- [Supplied material]

..............................

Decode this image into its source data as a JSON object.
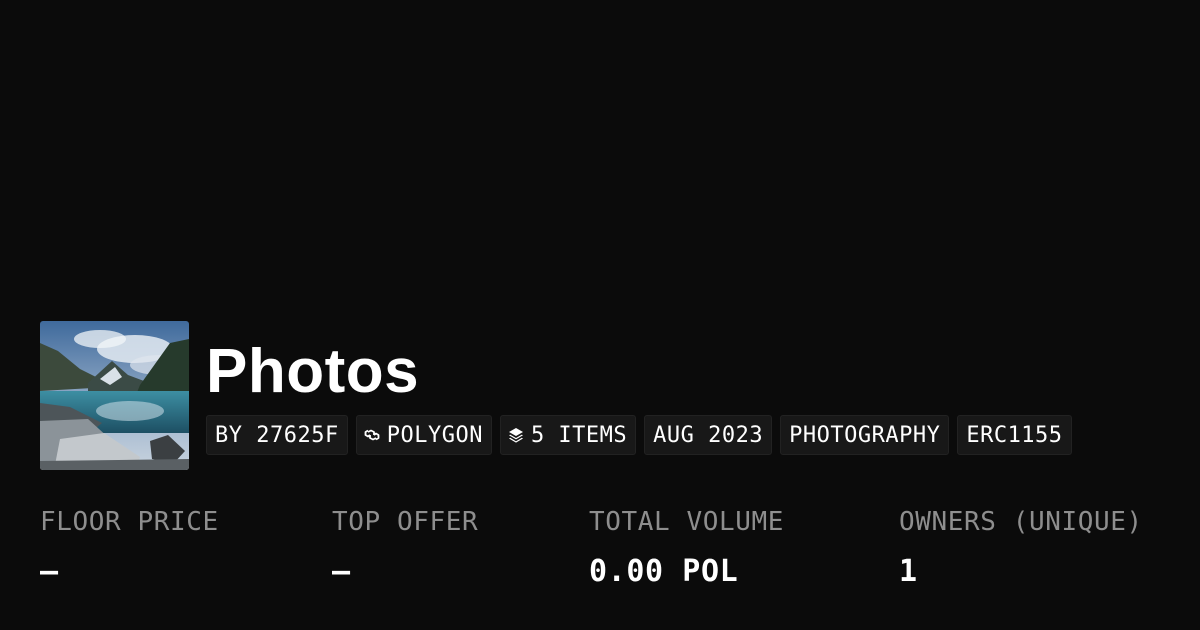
{
  "collection": {
    "title": "Photos",
    "image_alt": "Mountain lake landscape thumbnail"
  },
  "tags": [
    {
      "label": "BY 27625F",
      "icon": ""
    },
    {
      "label": "POLYGON",
      "icon": "polygon-icon"
    },
    {
      "label": "5 ITEMS",
      "icon": "layers-icon"
    },
    {
      "label": "AUG 2023",
      "icon": ""
    },
    {
      "label": "PHOTOGRAPHY",
      "icon": ""
    },
    {
      "label": "ERC1155",
      "icon": ""
    }
  ],
  "stats": [
    {
      "label": "FLOOR PRICE",
      "value": "–"
    },
    {
      "label": "TOP OFFER",
      "value": "–"
    },
    {
      "label": "TOTAL VOLUME",
      "value": "0.00 POL"
    },
    {
      "label": "OWNERS (UNIQUE)",
      "value": "1"
    }
  ],
  "colors": {
    "background": "#0b0b0b",
    "tag_background": "#181818",
    "label_gray": "#8e8e8e",
    "text": "#ffffff"
  }
}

..............................

- [Exercise description] Please set down each line of the data above exactly as written, without the pictures.

- [Task solution]
Decode this image into its source data as a JSON object.
{
  "collection": {
    "title": "Photos",
    "image_alt": "Mountain lake landscape thumbnail"
  },
  "tags": [
    {
      "label": "BY 27625F",
      "icon": ""
    },
    {
      "label": "POLYGON",
      "icon": "polygon-icon"
    },
    {
      "label": "5 ITEMS",
      "icon": "layers-icon"
    },
    {
      "label": "AUG 2023",
      "icon": ""
    },
    {
      "label": "PHOTOGRAPHY",
      "icon": ""
    },
    {
      "label": "ERC1155",
      "icon": ""
    }
  ],
  "stats": [
    {
      "label": "FLOOR PRICE",
      "value": "–"
    },
    {
      "label": "TOP OFFER",
      "value": "–"
    },
    {
      "label": "TOTAL VOLUME",
      "value": "0.00 POL"
    },
    {
      "label": "OWNERS (UNIQUE)",
      "value": "1"
    }
  ],
  "colors": {
    "background": "#0b0b0b",
    "tag_background": "#181818",
    "label_gray": "#8e8e8e",
    "text": "#ffffff"
  }
}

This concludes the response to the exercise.